**Goal:** Report the number of lines containing "Ozon", with no other words.

**Provided data:**
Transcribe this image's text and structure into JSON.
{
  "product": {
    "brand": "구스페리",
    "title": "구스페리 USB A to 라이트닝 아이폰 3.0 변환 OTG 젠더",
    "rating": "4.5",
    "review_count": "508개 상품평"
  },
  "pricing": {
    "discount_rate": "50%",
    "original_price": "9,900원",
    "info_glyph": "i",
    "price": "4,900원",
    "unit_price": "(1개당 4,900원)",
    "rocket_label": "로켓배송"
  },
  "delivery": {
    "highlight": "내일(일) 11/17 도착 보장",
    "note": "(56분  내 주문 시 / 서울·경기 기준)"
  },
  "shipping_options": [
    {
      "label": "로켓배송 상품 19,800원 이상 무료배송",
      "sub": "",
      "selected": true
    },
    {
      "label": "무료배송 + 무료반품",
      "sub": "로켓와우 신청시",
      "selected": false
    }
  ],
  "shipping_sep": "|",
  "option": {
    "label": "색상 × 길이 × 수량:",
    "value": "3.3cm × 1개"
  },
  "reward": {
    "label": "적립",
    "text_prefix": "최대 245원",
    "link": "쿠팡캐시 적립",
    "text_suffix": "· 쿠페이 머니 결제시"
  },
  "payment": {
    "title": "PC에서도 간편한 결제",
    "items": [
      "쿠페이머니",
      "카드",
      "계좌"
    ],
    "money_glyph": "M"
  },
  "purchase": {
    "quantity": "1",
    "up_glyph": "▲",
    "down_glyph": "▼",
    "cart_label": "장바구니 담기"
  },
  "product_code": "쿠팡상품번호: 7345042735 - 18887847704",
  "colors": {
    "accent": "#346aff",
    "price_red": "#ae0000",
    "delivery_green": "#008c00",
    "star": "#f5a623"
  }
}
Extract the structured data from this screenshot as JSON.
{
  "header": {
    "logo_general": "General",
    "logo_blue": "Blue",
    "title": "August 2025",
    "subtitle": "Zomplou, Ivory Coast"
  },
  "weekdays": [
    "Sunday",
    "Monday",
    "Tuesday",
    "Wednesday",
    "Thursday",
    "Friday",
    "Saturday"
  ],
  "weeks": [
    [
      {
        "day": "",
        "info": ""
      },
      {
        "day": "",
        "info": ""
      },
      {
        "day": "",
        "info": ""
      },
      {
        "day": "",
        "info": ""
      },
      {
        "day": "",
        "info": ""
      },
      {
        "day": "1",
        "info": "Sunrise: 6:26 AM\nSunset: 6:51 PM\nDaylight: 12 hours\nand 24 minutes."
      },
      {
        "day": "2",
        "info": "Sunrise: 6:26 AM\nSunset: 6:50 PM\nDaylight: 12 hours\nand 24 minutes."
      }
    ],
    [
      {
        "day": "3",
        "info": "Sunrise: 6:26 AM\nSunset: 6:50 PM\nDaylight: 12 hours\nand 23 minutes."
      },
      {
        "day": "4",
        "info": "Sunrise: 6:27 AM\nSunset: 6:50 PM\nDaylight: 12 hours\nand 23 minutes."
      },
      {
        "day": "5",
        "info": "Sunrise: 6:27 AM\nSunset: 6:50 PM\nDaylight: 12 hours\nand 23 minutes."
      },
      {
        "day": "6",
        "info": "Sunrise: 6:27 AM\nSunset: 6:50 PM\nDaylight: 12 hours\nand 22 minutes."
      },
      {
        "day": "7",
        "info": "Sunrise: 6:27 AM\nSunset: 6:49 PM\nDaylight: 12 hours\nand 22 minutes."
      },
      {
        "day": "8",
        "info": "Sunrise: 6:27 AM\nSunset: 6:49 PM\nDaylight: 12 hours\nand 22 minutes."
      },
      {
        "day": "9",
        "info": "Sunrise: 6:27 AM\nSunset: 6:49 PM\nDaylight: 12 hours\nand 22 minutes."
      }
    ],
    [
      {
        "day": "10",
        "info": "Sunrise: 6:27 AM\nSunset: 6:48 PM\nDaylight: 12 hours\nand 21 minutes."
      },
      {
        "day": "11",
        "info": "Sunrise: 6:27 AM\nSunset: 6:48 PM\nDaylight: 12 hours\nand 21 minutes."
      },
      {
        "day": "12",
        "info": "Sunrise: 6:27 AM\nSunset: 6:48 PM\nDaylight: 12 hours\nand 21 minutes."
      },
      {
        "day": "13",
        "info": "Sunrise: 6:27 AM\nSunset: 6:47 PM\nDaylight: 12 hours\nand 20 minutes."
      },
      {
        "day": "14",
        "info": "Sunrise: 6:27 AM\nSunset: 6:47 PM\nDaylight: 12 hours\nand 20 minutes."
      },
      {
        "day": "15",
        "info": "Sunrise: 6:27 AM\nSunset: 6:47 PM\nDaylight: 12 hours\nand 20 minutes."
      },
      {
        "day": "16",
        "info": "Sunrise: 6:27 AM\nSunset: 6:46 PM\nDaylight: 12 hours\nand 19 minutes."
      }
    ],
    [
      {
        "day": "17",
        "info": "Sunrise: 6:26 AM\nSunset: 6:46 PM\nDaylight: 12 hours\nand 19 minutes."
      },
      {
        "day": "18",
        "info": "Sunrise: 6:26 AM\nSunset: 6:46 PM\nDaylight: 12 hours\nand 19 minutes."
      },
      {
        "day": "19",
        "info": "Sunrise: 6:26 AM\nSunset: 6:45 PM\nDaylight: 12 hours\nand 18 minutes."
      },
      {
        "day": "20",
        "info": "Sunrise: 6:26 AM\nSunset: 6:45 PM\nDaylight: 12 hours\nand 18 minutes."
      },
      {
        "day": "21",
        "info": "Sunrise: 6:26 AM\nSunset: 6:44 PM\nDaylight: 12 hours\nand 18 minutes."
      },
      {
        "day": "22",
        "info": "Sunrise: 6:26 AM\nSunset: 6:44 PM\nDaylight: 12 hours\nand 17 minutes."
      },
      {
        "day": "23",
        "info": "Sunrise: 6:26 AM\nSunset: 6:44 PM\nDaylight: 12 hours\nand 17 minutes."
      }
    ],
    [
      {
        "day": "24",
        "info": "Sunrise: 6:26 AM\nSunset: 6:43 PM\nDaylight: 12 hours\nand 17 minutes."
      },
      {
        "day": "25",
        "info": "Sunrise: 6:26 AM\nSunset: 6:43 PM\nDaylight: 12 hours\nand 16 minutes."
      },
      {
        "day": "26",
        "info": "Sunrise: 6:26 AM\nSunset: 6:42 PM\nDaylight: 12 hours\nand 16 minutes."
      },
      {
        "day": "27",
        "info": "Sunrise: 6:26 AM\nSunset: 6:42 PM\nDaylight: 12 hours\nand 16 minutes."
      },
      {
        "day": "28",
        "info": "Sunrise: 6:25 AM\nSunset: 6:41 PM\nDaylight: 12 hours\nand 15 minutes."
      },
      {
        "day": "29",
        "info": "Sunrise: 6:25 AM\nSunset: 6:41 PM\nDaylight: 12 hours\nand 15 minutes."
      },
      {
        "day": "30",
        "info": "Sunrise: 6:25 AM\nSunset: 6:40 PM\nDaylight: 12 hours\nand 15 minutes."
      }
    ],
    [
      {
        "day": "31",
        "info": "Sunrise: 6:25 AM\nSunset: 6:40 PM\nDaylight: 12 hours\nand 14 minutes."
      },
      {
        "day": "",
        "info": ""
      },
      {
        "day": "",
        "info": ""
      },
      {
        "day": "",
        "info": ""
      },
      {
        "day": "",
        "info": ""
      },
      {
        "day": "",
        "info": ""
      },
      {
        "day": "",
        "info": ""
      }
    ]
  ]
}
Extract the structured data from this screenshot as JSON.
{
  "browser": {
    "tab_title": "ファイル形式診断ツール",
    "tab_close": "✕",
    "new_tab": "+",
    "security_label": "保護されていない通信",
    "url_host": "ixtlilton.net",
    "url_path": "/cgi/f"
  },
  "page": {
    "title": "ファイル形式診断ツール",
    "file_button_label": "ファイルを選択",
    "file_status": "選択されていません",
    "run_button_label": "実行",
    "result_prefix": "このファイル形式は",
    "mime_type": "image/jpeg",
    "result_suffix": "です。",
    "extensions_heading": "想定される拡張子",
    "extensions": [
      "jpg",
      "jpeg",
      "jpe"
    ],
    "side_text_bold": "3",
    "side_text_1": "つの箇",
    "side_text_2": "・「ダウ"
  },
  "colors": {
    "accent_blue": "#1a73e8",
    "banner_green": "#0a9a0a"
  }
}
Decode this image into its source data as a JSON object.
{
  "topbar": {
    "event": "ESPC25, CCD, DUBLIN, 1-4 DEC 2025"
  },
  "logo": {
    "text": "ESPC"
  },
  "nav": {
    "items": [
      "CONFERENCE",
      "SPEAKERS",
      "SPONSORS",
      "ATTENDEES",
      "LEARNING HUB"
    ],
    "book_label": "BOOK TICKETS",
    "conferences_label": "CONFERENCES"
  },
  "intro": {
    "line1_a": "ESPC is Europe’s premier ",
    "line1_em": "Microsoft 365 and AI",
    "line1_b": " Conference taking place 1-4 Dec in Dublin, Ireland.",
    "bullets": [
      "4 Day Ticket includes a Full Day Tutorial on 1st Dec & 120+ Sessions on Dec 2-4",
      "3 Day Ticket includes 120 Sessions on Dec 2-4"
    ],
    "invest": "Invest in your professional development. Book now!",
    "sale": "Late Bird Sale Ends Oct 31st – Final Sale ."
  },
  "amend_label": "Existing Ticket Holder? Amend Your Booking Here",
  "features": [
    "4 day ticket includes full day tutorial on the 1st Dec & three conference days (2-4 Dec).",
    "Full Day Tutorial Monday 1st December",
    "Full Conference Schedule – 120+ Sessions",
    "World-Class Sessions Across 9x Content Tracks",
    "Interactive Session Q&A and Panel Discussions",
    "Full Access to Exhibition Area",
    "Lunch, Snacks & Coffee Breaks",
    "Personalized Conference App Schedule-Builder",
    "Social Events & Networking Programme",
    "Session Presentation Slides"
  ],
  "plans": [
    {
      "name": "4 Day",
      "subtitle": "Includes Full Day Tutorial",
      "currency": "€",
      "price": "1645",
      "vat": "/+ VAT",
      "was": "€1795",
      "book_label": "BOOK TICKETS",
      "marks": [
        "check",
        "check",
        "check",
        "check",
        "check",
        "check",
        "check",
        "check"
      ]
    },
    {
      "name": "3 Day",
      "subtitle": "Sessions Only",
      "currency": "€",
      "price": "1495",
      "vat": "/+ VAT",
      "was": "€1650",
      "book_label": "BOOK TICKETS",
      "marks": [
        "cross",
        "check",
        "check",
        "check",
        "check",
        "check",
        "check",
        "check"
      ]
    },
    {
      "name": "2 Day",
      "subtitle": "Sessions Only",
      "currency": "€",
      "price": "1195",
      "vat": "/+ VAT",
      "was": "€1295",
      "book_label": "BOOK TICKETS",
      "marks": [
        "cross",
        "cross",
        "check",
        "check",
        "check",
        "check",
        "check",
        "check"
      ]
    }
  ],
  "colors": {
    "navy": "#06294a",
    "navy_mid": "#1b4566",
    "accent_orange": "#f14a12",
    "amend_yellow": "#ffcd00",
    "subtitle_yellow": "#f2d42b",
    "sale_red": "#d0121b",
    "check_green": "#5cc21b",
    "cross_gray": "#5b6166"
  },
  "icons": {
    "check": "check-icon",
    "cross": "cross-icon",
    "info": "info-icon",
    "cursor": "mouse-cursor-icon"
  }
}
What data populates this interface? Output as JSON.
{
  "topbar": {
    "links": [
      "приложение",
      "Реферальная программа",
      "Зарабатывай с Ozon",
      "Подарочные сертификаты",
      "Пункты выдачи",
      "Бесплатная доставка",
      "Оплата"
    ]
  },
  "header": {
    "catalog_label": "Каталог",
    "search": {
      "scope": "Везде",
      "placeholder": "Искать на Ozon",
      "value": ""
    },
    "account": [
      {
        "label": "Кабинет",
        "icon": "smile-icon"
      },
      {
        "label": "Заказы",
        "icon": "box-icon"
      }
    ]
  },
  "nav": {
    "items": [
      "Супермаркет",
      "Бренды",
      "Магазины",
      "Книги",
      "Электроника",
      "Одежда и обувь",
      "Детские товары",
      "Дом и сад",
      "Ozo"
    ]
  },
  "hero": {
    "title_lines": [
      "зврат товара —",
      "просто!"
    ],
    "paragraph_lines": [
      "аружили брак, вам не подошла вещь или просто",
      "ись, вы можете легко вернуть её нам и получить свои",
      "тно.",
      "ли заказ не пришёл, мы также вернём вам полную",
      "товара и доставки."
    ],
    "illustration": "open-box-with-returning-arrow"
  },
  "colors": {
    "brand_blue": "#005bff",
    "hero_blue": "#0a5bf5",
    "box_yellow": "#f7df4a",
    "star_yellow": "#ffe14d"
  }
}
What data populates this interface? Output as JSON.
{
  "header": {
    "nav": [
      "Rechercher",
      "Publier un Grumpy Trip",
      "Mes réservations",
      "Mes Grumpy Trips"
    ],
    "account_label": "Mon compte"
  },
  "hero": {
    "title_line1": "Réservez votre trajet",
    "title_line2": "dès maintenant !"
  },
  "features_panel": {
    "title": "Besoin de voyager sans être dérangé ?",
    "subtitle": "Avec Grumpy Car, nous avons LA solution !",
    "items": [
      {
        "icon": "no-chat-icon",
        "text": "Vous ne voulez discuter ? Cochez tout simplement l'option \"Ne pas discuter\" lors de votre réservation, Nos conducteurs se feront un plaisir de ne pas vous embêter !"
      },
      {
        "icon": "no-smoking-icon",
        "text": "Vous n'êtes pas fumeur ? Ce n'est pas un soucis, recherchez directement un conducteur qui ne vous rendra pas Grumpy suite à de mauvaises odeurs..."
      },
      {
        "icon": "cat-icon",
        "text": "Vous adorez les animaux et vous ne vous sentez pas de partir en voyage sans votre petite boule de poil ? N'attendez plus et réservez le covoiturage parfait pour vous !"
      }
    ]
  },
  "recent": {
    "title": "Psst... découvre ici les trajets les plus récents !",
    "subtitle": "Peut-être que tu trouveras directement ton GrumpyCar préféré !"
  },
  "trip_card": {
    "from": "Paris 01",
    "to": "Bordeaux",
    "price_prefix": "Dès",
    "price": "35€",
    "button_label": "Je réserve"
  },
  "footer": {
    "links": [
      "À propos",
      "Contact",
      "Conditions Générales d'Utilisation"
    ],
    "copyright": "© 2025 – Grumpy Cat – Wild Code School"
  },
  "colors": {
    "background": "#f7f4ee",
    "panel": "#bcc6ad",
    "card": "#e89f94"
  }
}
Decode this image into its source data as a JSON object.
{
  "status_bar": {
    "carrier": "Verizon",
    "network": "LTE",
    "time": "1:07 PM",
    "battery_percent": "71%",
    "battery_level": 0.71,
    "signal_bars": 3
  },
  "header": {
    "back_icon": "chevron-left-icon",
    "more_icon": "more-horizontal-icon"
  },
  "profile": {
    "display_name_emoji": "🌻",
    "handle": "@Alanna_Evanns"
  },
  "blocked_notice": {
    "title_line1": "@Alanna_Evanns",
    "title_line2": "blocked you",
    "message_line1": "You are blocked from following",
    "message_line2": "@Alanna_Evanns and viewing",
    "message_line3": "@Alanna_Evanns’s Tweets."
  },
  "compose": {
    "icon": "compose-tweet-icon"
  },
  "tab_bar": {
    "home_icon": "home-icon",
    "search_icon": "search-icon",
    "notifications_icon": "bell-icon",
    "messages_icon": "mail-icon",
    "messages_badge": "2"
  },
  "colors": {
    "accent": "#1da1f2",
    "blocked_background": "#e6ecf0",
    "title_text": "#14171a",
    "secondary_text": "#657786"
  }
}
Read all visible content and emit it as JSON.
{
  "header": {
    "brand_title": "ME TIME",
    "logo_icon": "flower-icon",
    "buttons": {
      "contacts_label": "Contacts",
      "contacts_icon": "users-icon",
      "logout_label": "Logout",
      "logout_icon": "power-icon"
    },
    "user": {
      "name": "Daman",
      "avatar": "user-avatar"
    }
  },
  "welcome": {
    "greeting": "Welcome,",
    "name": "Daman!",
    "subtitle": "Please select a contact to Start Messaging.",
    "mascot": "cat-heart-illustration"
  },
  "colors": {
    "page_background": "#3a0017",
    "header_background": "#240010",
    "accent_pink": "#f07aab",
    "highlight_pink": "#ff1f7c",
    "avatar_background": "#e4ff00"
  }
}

**Complete output:** 2